Records from a dataset:
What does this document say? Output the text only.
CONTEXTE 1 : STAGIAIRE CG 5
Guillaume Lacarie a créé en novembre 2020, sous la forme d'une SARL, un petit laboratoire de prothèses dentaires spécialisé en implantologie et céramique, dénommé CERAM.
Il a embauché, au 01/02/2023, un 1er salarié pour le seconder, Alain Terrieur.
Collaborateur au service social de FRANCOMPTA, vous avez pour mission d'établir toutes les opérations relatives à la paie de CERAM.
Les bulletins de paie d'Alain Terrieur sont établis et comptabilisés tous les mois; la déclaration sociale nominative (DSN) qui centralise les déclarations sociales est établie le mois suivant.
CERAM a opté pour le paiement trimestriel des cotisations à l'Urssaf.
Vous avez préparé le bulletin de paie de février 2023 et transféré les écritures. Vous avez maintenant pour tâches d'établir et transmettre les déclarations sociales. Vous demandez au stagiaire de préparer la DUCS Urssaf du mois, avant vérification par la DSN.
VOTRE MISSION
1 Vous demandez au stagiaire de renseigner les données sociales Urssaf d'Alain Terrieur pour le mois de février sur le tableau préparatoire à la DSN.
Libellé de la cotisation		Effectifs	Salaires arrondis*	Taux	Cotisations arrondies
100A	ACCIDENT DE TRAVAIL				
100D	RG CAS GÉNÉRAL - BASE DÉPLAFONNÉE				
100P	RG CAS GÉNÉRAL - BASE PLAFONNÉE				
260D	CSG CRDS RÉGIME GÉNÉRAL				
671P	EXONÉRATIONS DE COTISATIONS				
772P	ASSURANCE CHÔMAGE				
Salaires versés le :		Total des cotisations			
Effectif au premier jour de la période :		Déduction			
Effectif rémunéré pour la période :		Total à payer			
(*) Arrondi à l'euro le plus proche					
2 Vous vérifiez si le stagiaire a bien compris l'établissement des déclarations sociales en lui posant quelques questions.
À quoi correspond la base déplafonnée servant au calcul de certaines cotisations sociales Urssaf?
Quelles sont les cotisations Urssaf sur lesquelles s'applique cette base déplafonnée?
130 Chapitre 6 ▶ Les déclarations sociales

WHAT IS NEEDED
Scan the records above for the string "sont", then select every line that holds it.

EXERCISE OUTPUT
Les bulletins de paie d'Alain Terrieur sont établis et comptabilisés tous les mois; la déclaration sociale nominative (DSN) qui centralise les déclarations sociales est établie le mois suivant.
Quelles sont les cotisations Urssaf sur lesquelles s'applique cette base déplafonnée?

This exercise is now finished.